Set task: Each record below should be repeated precisely as written.

-------- Supplied entries --------

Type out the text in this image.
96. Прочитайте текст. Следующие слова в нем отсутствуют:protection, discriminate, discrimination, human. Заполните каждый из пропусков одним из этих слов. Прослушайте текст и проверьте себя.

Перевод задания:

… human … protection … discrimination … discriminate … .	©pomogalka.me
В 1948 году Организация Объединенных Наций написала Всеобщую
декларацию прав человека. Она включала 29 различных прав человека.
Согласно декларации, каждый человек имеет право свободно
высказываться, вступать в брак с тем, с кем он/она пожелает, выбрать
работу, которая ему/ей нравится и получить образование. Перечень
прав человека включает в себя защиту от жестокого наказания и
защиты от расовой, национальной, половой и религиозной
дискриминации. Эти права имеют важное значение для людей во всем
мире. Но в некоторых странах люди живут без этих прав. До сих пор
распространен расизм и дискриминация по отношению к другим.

--------

Exercise answer:
Type out the text in this image.
96. Прочитайте текст. Следующие слова в нем отсутствуют:protection, discriminate, discrimination, human. Заполните каждый из пропусков одним из этих слов. Прослушайте текст и проверьте себя.

Перевод задания:

… human … protection … discrimination … discriminate … .	©pomogalka.me
В 1948 году Организация Объединенных Наций написала Всеобщую
декларацию прав человека. Она включала 29 различных прав человека.
Согласно декларации, каждый человек имеет право свободно
высказываться, вступать в брак с тем, с кем он/она пожелает, выбрать
работу, которая ему/ей нравится и получить образование. Перечень
прав человека включает в себя защиту от жестокого наказания и
защиты от расовой, национальной, половой и религиозной
дискриминации. Эти права имеют важное значение для людей во всем
мире. Но в некоторых странах люди живут без этих прав. До сих пор
распространен расизм и дискриминация по отношению к другим.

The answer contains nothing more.